--- BEGIN Records for the task ---

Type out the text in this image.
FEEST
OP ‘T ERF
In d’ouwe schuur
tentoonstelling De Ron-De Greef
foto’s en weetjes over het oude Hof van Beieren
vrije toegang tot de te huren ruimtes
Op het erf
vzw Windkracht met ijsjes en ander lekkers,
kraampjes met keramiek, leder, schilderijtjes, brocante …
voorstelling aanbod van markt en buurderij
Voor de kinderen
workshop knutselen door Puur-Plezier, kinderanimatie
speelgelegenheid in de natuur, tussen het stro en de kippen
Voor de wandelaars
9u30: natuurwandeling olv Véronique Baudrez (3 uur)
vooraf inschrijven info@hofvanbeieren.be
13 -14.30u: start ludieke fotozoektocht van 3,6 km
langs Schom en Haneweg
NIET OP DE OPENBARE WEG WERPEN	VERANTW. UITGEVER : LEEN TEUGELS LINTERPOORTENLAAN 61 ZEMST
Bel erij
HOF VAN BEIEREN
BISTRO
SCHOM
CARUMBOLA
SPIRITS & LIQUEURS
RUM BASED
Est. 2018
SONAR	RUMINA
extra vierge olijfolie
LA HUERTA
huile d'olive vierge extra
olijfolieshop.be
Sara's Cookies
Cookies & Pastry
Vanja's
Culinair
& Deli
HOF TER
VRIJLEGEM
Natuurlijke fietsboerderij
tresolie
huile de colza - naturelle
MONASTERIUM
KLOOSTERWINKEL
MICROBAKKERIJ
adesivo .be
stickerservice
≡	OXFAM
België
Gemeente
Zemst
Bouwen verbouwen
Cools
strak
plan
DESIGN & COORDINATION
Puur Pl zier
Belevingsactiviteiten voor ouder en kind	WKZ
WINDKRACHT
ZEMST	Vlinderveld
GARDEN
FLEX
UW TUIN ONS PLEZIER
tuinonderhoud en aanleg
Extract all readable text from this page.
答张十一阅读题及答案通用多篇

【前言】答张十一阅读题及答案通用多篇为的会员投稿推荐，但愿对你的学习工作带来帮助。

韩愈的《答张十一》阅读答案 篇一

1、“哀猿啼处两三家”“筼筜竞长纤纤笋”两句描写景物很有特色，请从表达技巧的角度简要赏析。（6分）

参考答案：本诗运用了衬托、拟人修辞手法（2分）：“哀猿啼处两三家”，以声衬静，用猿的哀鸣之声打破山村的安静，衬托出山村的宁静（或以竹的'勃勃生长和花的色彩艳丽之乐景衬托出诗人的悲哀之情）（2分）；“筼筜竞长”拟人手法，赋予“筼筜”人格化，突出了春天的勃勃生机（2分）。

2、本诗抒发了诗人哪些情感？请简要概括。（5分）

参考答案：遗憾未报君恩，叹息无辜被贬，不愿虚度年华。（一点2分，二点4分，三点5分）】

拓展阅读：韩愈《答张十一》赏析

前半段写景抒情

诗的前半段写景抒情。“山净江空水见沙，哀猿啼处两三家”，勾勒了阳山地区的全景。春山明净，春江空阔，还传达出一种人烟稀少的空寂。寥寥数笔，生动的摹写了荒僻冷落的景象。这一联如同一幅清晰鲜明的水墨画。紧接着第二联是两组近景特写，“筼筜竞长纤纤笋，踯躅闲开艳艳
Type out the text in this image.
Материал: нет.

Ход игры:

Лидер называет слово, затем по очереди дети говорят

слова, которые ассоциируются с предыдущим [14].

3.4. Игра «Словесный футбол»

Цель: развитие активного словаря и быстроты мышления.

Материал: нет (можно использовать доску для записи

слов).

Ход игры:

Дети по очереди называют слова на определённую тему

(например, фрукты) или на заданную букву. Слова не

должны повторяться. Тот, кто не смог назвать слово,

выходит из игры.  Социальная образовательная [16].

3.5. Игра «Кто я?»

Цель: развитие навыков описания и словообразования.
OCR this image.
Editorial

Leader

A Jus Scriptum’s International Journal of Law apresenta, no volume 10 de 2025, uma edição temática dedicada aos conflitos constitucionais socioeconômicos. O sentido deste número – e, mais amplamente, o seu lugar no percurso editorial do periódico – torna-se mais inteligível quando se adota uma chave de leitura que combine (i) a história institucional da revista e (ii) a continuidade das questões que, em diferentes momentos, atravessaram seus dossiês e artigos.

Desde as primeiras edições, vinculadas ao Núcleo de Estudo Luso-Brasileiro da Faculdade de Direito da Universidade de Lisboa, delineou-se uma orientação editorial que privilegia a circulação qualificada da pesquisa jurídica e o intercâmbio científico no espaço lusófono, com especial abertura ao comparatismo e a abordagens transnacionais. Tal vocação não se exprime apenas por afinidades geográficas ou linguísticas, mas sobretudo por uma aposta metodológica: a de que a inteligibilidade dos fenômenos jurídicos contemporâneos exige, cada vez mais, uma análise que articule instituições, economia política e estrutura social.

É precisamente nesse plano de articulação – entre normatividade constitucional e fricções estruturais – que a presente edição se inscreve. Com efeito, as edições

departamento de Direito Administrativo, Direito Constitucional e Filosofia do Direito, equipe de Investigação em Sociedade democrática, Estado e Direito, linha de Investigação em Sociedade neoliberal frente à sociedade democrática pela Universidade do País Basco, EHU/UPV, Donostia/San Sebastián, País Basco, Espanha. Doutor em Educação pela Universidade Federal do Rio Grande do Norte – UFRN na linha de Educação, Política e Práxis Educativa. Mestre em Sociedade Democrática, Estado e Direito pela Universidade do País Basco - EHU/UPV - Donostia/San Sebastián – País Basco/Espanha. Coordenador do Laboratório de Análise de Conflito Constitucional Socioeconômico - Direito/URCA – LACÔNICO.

--- END Records for the task ---

◆ **Aim of the exercise**
Identify the lines above that contain the word "edições", then copy them.

◆ **Response for this exercise**
Desde as primeiras edições, vinculadas ao Núcleo de Estudo Luso-Brasileiro da Faculdade de Direito da Universidade de Lisboa, delineou-se uma orientação editorial que privilegia a circulação qualificada da pesquisa jurídica e o intercâmbio científico no espaço lusófono, com especial abertura ao comparatismo e a abordagens transnacionais. Tal vocação não se exprime apenas por afinidades geográficas ou linguísticas, mas sobretudo por uma aposta metodológica: a de que a inteligibilidade dos fenômenos jurídicos contemporâneos exige, cada vez mais, uma análise que articule instituições, economia política e estrutura social.
É precisamente nesse plano de articulação – entre normatividade constitucional e fricções estruturais – que a presente edição se inscreve. Com efeito, as edições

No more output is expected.